*AIM*: The entries are to be returned exactly, with images left out.
─── PROVIDED INFORMATION ───
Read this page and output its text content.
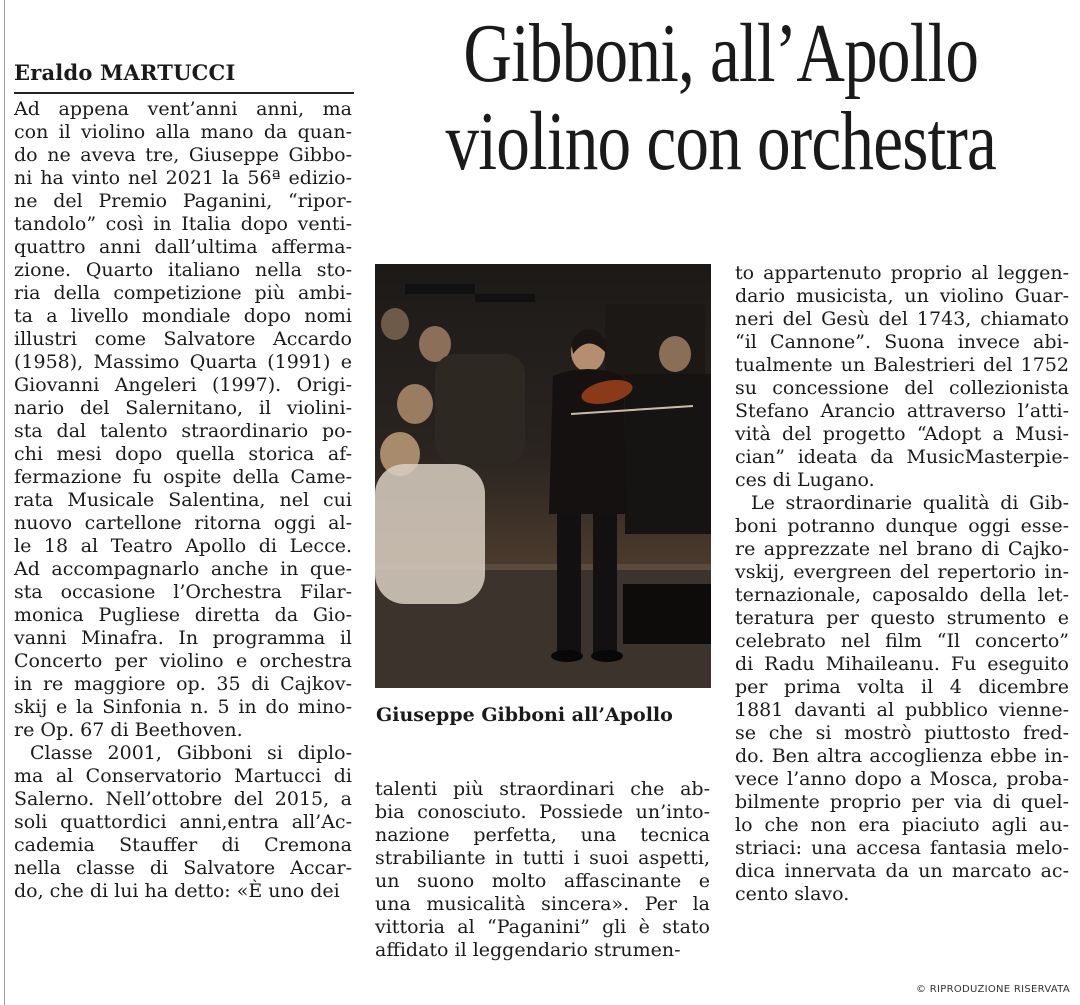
Eraldo MARTUCCI	Gibboni, all’Apollo
violino con orchestra
Ad appena vent’anni anni, ma
con il violino alla mano da quan-
do ne aveva tre, Giuseppe Gibbo-
ni ha vinto nel 2021 la 56ª edizio-
ne del Premio Paganini, “ripor-
tandolo” così in Italia dopo venti-
quattro anni dall’ultima afferma-
zione. Quarto italiano nella sto-
ria della competizione più ambi-
ta a livello mondiale dopo nomi
illustri come Salvatore Accardo
(1958), Massimo Quarta (1991) e
Giovanni Angeleri (1997). Origi-
nario del Salernitano, il violini-
sta dal talento straordinario po-
chi mesi dopo quella storica af-
fermazione fu ospite della Came-
rata Musicale Salentina, nel cui
nuovo cartellone ritorna oggi al-
le 18 al Teatro Apollo di Lecce.
Ad accompagnarlo anche in que-
sta occasione l’Orchestra Filar-
monica Pugliese diretta da Gio-
vanni Minafra. In programma il
Concerto per violino e orchestra
in re maggiore op. 35 di Cajkov-
skij e la Sinfonia n. 5 in do mino-
re Op. 67 di Beethoven.
Classe 2001, Gibboni si diplo-
ma al Conservatorio Martucci di
Salerno. Nell’ottobre del 2015, a
soli quattordici anni,entra all’Ac-
cademia Stauffer di Cremona
nella classe di Salvatore Accar-
do, che di lui ha detto: «È uno dei
Giuseppe Gibboni all’Apollo
talenti più straordinari che ab-
bia conosciuto. Possiede un’into-
nazione perfetta, una tecnica
strabiliante in tutti i suoi aspetti,
un suono molto affascinante e
una musicalità sincera». Per la
vittoria al “Paganini” gli è stato
affidato il leggendario strumen-
to appartenuto proprio al leggen-
dario musicista, un violino Guar-
neri del Gesù del 1743, chiamato
“il Cannone”. Suona invece abi-
tualmente un Balestrieri del 1752
su concessione del collezionista
Stefano Arancio attraverso l’atti-
vità del progetto “Adopt a Musi-
cian” ideata da MusicMasterpie-
ces di Lugano.
Le straordinarie qualità di Gib-
boni potranno dunque oggi esse-
re apprezzate nel brano di Cajko-
vskij, evergreen del repertorio in-
ternazionale, caposaldo della let-
teratura per questo strumento e
celebrato nel film “Il concerto”
di Radu Mihaileanu. Fu eseguito
per prima volta il 4 dicembre
1881 davanti al pubblico vienne-
se che si mostrò piuttosto fred-
do. Ben altra accoglienza ebbe in-
vece l’anno dopo a Mosca, proba-
bilmente proprio per via di quel-
lo che non era piaciuto agli au-
striaci: una accesa fantasia melo-
dica innervata da un marcato ac-
cento slavo.
© RIPRODUZIONE RISERVATA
───
*ANSWER TO THE EXERCISE*:
Read this page and output its text content.
Eraldo MARTUCCI	Gibboni, all’Apollo
violino con orchestra
Ad appena vent’anni anni, ma
con il violino alla mano da quan-
do ne aveva tre, Giuseppe Gibbo-
ni ha vinto nel 2021 la 56ª edizio-
ne del Premio Paganini, “ripor-
tandolo” così in Italia dopo venti-
quattro anni dall’ultima afferma-
zione. Quarto italiano nella sto-
ria della competizione più ambi-
ta a livello mondiale dopo nomi
illustri come Salvatore Accardo
(1958), Massimo Quarta (1991) e
Giovanni Angeleri (1997). Origi-
nario del Salernitano, il violini-
sta dal talento straordinario po-
chi mesi dopo quella storica af-
fermazione fu ospite della Came-
rata Musicale Salentina, nel cui
nuovo cartellone ritorna oggi al-
le 18 al Teatro Apollo di Lecce.
Ad accompagnarlo anche in que-
sta occasione l’Orchestra Filar-
monica Pugliese diretta da Gio-
vanni Minafra. In programma il
Concerto per violino e orchestra
in re maggiore op. 35 di Cajkov-
skij e la Sinfonia n. 5 in do mino-
re Op. 67 di Beethoven.
Classe 2001, Gibboni si diplo-
ma al Conservatorio Martucci di
Salerno. Nell’ottobre del 2015, a
soli quattordici anni,entra all’Ac-
cademia Stauffer di Cremona
nella classe di Salvatore Accar-
do, che di lui ha detto: «È uno dei
Giuseppe Gibboni all’Apollo
talenti più straordinari che ab-
bia conosciuto. Possiede un’into-
nazione perfetta, una tecnica
strabiliante in tutti i suoi aspetti,
un suono molto affascinante e
una musicalità sincera». Per la
vittoria al “Paganini” gli è stato
affidato il leggendario strumen-
to appartenuto proprio al leggen-
dario musicista, un violino Guar-
neri del Gesù del 1743, chiamato
“il Cannone”. Suona invece abi-
tualmente un Balestrieri del 1752
su concessione del collezionista
Stefano Arancio attraverso l’atti-
vità del progetto “Adopt a Musi-
cian” ideata da MusicMasterpie-
ces di Lugano.
Le straordinarie qualità di Gib-
boni potranno dunque oggi esse-
re apprezzate nel brano di Cajko-
vskij, evergreen del repertorio in-
ternazionale, caposaldo della let-
teratura per questo strumento e
celebrato nel film “Il concerto”
di Radu Mihaileanu. Fu eseguito
per prima volta il 4 dicembre
1881 davanti al pubblico vienne-
se che si mostrò piuttosto fred-
do. Ben altra accoglienza ebbe in-
vece l’anno dopo a Mosca, proba-
bilmente proprio per via di quel-
lo che non era piaciuto agli au-
striaci: una accesa fantasia melo-
dica innervata da un marcato ac-
cento slavo.
© RIPRODUZIONE RISERVATA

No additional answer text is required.